* [SHORT PROBLEM] How many of the lines contain the string "Articoli"? Give the number, with no other words.

________________________________________

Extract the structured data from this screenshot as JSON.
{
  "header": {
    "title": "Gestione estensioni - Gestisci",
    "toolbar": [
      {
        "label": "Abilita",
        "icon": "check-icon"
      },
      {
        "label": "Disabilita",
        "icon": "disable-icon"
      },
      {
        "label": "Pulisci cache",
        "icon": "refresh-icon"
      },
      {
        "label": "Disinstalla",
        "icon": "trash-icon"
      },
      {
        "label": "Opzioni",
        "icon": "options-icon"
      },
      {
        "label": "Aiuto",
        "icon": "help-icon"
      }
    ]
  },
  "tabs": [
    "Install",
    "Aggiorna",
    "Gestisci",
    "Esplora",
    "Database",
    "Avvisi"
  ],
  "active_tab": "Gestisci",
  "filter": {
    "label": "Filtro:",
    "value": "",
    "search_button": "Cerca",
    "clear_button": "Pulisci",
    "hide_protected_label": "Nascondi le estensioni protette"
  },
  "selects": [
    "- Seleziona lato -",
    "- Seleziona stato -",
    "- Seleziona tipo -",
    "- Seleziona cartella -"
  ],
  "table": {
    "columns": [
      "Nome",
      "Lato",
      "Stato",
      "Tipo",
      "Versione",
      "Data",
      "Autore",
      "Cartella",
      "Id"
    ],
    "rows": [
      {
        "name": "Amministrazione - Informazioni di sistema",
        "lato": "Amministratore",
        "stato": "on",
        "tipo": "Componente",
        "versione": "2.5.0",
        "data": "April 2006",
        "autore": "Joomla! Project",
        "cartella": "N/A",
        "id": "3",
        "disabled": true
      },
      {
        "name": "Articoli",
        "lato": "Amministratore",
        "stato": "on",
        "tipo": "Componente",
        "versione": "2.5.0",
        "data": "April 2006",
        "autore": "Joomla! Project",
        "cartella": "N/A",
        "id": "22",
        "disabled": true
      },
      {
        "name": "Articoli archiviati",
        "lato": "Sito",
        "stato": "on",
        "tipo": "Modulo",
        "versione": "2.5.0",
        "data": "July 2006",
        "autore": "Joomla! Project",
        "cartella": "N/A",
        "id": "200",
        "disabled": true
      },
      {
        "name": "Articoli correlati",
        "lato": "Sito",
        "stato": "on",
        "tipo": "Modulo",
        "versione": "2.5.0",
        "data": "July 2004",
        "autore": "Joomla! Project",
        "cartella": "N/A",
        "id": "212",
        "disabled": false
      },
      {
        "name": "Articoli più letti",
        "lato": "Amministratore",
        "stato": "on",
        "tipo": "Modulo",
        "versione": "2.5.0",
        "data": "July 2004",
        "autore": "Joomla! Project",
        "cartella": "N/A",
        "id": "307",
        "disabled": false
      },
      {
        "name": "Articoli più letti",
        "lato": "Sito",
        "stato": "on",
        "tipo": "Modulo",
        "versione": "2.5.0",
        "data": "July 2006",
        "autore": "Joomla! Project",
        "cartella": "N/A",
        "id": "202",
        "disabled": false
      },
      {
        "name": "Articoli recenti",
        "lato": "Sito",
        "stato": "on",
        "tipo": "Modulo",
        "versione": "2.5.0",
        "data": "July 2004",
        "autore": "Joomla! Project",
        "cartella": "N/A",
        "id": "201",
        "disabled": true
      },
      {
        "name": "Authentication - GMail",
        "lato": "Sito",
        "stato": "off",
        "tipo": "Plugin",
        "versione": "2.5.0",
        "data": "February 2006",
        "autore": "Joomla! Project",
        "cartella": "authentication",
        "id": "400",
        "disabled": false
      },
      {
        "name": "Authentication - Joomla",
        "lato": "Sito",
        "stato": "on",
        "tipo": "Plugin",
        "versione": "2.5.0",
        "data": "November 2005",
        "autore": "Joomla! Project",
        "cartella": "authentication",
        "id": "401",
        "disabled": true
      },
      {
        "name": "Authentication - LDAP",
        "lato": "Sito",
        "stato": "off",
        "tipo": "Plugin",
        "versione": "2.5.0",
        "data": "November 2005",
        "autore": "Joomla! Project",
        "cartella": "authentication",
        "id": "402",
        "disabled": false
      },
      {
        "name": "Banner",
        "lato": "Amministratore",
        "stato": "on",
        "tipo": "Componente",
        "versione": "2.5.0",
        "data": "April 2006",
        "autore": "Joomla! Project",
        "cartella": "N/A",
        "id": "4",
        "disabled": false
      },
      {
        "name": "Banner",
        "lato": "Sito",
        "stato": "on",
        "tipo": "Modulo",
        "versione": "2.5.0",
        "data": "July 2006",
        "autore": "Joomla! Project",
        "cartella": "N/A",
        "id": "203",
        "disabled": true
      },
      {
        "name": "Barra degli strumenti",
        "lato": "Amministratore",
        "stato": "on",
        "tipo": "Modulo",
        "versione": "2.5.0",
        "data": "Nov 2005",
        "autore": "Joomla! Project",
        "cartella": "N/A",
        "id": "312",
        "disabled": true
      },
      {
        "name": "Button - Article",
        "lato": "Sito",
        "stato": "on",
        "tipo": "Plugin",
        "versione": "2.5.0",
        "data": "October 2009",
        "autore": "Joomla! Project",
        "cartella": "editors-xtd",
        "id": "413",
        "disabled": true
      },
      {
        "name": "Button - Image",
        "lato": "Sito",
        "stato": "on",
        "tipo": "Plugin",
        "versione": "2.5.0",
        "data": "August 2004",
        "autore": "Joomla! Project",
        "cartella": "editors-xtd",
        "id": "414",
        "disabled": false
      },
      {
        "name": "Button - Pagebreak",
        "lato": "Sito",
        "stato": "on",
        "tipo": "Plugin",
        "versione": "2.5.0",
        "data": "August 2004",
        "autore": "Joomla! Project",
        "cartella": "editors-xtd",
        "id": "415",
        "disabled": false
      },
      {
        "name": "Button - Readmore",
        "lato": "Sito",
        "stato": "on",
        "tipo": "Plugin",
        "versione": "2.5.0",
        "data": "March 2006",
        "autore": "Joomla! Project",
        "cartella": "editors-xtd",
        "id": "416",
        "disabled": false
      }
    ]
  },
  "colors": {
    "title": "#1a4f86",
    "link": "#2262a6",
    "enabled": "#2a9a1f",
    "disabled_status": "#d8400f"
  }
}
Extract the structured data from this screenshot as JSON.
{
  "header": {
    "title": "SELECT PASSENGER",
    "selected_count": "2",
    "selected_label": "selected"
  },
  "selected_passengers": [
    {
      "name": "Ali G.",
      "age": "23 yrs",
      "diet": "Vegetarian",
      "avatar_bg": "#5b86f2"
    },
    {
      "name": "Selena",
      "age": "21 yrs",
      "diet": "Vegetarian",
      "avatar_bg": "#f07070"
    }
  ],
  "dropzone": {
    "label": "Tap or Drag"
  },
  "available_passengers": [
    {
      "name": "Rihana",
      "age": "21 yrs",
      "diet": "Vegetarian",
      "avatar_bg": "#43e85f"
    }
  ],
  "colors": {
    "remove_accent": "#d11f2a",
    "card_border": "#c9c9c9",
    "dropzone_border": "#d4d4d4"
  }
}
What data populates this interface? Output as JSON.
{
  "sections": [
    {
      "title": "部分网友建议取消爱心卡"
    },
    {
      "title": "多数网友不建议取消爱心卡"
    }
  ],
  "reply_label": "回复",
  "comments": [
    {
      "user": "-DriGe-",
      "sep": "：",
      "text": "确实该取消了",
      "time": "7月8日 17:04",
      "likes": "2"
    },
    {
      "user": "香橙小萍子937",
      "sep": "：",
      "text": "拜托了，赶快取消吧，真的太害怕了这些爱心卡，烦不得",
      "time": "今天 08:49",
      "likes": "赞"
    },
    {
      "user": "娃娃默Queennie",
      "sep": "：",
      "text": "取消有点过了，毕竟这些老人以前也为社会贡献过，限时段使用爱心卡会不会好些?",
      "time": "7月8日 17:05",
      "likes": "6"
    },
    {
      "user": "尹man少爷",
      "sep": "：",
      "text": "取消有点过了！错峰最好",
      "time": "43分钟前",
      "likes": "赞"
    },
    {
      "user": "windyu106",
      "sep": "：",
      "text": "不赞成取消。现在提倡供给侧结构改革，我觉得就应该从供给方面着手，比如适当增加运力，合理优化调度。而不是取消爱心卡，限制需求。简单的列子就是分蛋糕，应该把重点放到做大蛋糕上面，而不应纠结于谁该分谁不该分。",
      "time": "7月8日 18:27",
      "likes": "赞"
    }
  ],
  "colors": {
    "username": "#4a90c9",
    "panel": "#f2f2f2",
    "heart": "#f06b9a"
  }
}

________________________________________

* [TASK RESULT] 6